----- Supplied material

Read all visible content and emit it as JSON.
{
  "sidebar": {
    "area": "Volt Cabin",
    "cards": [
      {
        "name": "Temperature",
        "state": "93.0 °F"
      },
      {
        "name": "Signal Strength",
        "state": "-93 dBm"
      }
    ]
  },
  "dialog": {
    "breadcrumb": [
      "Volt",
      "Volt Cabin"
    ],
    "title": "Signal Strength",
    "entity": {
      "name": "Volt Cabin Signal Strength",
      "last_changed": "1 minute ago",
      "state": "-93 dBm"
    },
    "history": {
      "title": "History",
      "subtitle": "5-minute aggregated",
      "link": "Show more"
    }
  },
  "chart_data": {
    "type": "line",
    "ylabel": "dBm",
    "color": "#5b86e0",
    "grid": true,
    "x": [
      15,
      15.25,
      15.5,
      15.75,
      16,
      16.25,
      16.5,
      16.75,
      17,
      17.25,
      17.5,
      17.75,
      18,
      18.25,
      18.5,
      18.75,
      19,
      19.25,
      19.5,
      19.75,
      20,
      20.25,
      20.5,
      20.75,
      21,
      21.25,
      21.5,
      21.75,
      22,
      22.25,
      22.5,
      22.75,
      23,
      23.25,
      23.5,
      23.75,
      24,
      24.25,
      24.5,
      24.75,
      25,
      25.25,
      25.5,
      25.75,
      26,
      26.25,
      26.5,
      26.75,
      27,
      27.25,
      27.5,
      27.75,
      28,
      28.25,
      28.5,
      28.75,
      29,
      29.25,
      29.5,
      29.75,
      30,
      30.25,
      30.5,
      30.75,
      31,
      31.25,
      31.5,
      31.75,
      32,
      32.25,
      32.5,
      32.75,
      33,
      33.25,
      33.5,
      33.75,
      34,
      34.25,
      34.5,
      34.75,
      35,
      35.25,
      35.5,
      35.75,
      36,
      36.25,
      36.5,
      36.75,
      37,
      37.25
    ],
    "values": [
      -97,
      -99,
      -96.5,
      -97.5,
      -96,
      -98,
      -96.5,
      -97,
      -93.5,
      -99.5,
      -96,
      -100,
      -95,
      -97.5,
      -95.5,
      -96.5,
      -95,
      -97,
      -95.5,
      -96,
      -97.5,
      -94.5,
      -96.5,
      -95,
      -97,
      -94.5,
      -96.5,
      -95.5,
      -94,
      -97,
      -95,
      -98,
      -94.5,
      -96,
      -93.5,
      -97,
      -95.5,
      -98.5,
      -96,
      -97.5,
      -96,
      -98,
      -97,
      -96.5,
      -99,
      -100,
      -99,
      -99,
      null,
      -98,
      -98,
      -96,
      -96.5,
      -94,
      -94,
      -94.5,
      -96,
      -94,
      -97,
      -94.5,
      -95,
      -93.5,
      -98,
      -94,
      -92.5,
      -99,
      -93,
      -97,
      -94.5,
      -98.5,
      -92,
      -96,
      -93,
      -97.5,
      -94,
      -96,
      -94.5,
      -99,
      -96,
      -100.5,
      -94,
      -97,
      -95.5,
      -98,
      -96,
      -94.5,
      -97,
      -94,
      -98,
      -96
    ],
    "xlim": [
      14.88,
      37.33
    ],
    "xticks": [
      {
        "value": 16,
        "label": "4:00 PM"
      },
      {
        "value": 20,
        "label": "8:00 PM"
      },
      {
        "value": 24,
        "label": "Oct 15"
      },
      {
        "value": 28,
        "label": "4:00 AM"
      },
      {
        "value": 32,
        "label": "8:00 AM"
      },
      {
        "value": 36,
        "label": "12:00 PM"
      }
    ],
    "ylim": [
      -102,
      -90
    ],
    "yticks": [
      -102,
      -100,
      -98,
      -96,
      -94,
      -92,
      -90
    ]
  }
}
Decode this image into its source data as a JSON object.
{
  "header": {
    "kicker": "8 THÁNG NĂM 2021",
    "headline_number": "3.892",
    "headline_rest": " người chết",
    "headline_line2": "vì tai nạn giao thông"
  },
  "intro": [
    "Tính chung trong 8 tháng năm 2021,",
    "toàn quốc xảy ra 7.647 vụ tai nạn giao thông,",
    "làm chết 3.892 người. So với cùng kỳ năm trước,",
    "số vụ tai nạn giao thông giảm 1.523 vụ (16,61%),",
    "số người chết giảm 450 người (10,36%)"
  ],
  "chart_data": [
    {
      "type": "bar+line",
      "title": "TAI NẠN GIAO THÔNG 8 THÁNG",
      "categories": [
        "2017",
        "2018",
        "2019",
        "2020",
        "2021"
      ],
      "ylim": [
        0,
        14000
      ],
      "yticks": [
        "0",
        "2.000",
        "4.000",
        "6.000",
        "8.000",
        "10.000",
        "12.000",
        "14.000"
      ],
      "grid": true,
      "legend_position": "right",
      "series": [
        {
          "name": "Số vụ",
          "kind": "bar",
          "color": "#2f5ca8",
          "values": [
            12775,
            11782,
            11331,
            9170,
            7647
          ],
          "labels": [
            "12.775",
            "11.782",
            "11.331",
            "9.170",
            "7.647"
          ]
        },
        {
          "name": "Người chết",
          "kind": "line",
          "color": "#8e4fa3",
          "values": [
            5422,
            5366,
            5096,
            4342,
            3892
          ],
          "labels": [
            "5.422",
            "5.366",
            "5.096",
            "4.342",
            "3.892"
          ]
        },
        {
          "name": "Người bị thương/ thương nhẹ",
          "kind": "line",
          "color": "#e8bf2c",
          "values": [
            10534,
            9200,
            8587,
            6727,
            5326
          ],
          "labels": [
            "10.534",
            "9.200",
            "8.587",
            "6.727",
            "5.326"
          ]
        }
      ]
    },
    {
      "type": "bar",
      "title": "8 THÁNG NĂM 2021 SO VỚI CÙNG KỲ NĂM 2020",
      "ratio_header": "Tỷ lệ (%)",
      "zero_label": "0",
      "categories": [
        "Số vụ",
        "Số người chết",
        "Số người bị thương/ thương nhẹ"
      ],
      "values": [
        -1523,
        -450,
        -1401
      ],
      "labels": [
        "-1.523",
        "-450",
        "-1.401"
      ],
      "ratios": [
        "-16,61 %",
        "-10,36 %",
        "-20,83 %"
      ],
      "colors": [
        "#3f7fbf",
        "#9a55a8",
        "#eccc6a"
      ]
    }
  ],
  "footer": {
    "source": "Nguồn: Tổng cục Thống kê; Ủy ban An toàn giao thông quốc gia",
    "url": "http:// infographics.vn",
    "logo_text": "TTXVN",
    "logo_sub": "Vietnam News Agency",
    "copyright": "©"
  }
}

----------
----- Supplied material

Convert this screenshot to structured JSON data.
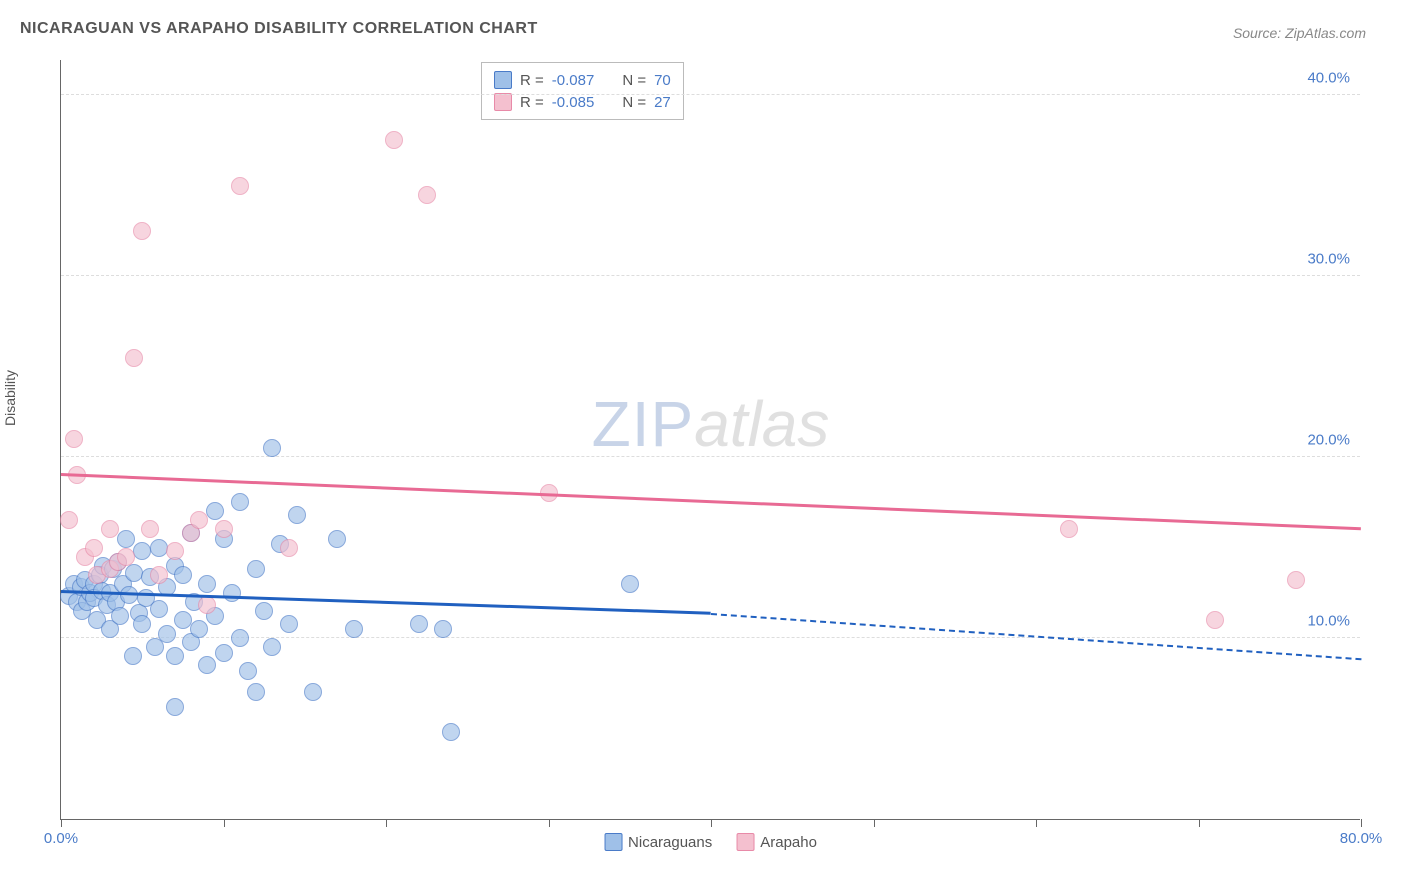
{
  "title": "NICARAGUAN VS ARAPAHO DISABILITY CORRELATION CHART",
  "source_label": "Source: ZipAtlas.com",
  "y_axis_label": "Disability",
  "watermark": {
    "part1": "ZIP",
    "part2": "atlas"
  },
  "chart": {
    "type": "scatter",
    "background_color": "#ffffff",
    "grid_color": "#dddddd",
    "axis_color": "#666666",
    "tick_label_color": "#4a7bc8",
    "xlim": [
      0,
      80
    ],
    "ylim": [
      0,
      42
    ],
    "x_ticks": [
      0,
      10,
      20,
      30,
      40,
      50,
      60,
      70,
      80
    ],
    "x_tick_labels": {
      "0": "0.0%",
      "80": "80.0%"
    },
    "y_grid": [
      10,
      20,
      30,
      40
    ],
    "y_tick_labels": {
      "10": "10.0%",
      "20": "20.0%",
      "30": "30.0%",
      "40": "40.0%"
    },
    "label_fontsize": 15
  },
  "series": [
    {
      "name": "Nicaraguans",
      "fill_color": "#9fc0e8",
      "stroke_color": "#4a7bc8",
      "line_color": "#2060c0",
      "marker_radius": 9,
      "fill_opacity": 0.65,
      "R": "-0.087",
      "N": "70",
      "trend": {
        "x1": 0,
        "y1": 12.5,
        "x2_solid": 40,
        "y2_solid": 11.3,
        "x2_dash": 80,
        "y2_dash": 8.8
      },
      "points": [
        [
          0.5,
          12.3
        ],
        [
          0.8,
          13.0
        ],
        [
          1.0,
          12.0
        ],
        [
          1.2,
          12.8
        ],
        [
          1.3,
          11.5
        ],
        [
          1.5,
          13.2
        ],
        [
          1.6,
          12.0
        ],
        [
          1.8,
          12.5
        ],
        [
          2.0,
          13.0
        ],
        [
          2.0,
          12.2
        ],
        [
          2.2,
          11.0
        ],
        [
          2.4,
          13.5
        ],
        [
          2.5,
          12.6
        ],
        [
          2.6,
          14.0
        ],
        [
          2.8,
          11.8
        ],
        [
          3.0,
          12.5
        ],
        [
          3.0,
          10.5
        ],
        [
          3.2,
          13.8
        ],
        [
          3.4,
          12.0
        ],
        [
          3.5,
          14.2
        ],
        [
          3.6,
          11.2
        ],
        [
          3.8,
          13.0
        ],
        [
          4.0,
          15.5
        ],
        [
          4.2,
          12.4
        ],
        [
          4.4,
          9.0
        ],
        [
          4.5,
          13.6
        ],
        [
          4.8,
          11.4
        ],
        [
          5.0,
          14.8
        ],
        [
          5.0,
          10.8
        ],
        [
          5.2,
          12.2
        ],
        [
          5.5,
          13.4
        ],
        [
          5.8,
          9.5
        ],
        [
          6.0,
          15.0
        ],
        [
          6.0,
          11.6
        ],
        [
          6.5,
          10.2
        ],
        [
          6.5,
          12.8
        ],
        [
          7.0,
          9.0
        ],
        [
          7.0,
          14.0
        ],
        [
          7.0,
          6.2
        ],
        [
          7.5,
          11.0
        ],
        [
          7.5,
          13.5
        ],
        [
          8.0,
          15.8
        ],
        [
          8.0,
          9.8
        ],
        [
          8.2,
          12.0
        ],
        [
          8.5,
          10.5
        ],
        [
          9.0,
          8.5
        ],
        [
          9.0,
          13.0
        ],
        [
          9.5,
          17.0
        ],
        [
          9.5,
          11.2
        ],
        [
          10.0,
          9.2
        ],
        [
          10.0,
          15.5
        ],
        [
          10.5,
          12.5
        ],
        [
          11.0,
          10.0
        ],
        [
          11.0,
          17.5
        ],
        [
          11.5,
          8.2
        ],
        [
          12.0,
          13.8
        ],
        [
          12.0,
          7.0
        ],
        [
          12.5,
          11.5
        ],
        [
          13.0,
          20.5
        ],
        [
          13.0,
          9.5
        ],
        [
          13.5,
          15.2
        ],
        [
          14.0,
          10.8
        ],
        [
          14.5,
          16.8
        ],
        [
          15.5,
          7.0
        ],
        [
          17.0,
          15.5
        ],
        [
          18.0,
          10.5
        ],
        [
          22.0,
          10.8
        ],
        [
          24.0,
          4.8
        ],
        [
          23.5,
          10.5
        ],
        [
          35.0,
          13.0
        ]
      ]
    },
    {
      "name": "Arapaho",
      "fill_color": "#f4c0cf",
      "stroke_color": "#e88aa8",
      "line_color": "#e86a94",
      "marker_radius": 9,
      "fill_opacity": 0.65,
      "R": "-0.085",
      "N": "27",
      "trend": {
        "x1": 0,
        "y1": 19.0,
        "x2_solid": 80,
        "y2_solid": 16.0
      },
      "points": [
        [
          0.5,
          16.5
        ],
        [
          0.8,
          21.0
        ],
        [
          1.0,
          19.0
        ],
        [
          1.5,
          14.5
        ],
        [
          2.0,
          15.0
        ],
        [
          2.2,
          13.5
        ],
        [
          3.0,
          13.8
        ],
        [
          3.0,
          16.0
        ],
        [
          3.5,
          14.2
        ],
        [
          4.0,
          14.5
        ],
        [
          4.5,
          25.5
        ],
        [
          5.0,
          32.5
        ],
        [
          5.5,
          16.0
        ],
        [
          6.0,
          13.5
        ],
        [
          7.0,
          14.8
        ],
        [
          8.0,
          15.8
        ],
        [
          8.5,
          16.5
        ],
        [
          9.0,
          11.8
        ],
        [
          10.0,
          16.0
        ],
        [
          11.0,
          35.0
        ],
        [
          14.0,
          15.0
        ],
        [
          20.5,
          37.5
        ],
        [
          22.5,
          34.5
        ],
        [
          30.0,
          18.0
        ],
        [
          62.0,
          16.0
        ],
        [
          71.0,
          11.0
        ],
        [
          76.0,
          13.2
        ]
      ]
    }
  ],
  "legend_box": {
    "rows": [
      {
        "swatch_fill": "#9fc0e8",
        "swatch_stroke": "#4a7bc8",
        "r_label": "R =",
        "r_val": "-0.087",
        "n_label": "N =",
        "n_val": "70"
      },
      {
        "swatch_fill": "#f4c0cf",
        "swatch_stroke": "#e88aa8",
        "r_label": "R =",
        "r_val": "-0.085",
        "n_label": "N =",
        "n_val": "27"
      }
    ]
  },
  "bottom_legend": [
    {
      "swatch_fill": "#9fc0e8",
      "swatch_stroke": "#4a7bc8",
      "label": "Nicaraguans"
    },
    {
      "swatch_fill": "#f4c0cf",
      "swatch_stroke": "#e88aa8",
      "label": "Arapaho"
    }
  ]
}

----------
----- Supplied material

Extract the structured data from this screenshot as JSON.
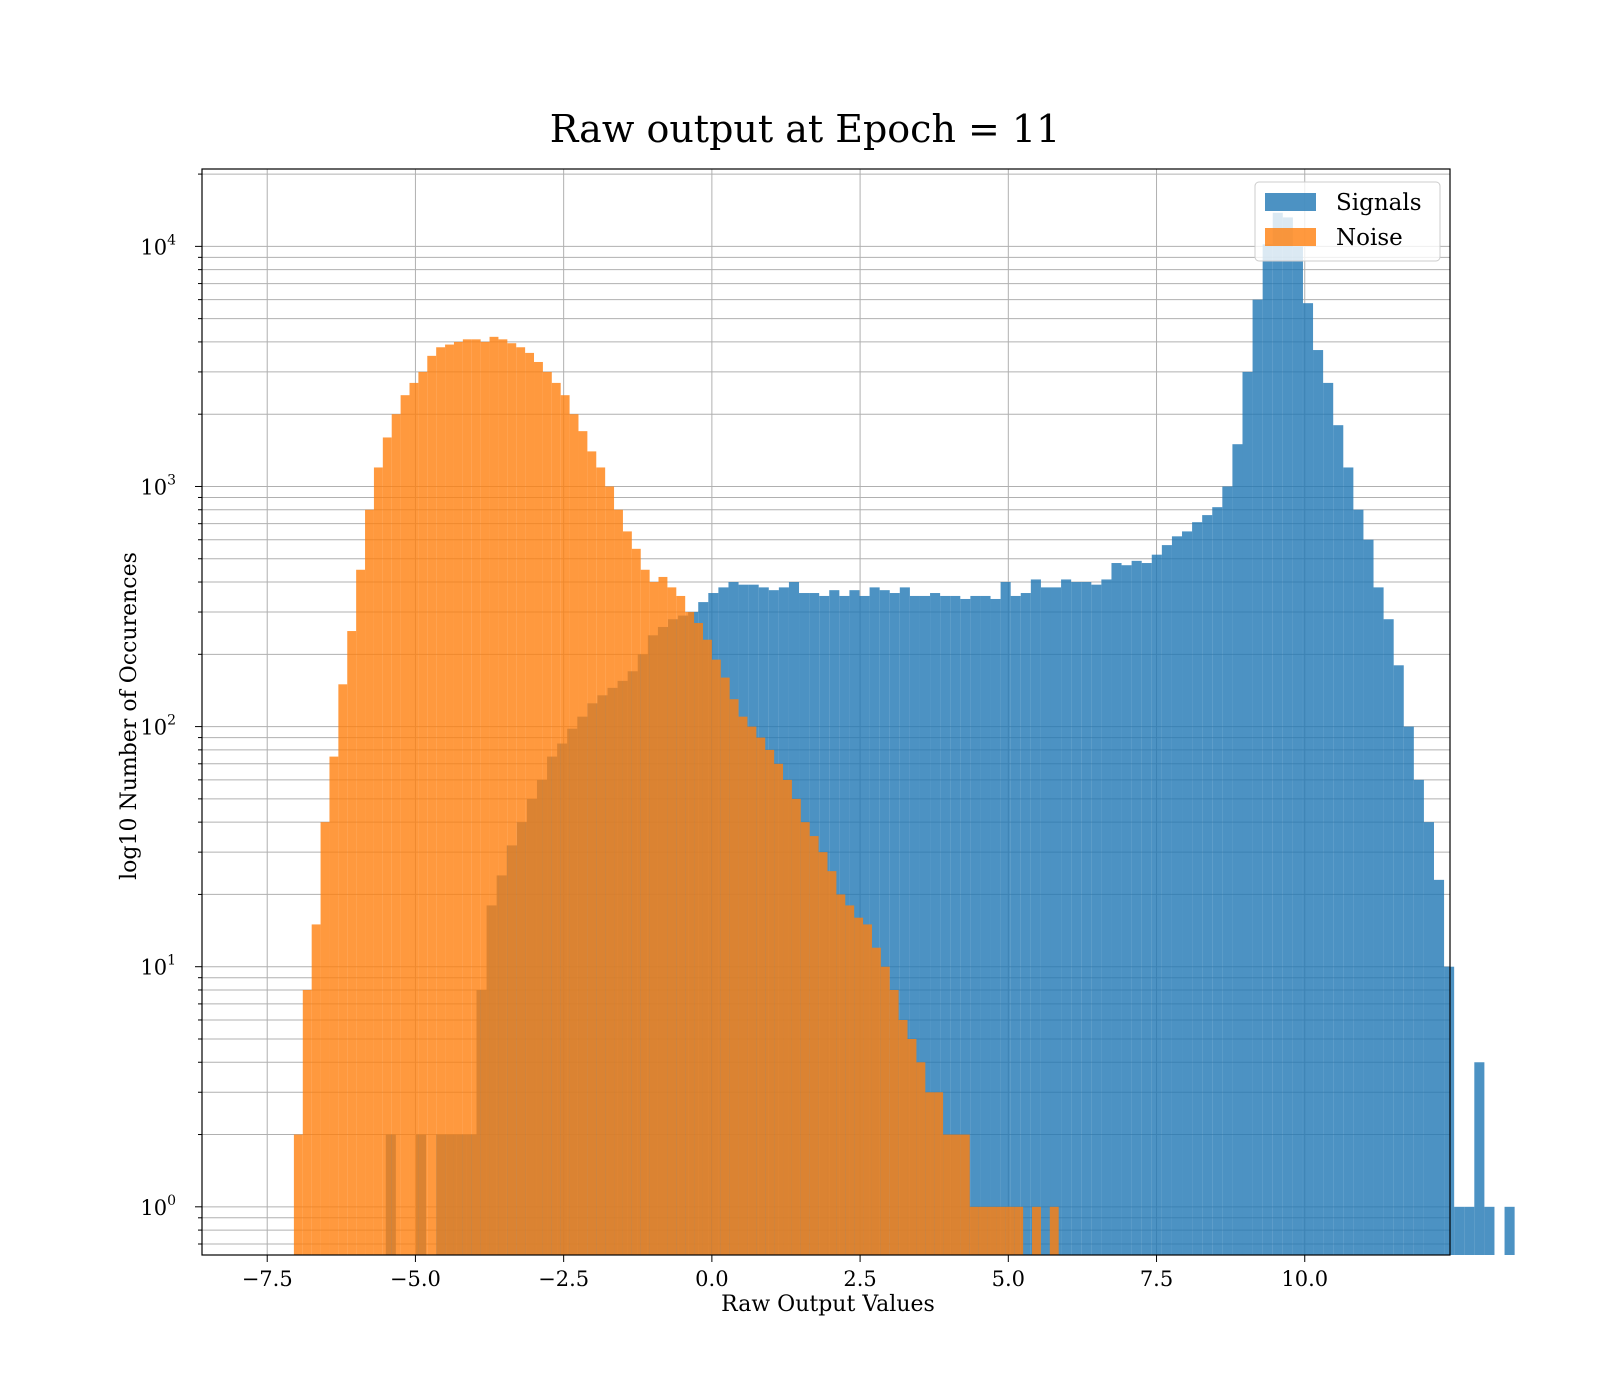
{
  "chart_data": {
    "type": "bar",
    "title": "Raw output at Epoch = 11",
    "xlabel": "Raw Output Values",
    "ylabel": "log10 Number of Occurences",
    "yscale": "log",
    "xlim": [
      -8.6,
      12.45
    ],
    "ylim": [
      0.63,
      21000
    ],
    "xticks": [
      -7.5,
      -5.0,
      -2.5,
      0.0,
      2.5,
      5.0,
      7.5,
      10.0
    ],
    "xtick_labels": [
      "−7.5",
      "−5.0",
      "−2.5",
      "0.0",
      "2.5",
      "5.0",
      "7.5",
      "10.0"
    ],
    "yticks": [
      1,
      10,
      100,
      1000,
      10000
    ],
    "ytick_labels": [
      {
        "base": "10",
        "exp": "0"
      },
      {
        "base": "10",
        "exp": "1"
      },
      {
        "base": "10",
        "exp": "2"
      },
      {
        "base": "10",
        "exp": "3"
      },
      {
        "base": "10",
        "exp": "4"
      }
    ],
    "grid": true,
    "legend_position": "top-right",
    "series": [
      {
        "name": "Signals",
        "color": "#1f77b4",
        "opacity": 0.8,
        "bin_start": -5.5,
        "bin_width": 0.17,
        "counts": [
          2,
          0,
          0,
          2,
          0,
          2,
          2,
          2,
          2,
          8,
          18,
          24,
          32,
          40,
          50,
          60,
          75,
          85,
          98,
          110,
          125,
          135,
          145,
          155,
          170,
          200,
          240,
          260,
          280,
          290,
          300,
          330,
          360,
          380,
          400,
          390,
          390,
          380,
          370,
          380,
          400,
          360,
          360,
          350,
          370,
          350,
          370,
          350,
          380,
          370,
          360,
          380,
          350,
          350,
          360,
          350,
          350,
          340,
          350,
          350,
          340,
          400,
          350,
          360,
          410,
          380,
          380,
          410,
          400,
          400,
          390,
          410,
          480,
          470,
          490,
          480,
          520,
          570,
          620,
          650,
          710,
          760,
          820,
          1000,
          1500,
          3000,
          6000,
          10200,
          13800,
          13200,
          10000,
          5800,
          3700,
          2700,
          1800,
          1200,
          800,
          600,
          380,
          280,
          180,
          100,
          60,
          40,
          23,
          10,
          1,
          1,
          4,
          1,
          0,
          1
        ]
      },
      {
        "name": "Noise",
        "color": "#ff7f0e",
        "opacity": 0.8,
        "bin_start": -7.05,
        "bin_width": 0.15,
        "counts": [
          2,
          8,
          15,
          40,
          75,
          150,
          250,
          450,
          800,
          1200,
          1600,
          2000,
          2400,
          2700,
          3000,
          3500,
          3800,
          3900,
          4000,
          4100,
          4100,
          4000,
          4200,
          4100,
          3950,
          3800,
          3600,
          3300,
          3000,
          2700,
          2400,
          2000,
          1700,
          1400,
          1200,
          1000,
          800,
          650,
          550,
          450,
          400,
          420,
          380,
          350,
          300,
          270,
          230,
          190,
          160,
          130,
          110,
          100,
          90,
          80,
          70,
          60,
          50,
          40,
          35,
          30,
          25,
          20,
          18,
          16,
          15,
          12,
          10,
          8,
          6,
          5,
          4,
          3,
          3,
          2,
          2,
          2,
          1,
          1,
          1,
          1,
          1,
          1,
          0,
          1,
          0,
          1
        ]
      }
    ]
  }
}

----------

* Exercise brief: Find the word "this" in the entries above and gather every line that holds it.

* Written solution:
Decode this image into its source data as a JSON object.
Convert this screenshot to structured JSON data.
Extract the structured data from this screenshot as JSON.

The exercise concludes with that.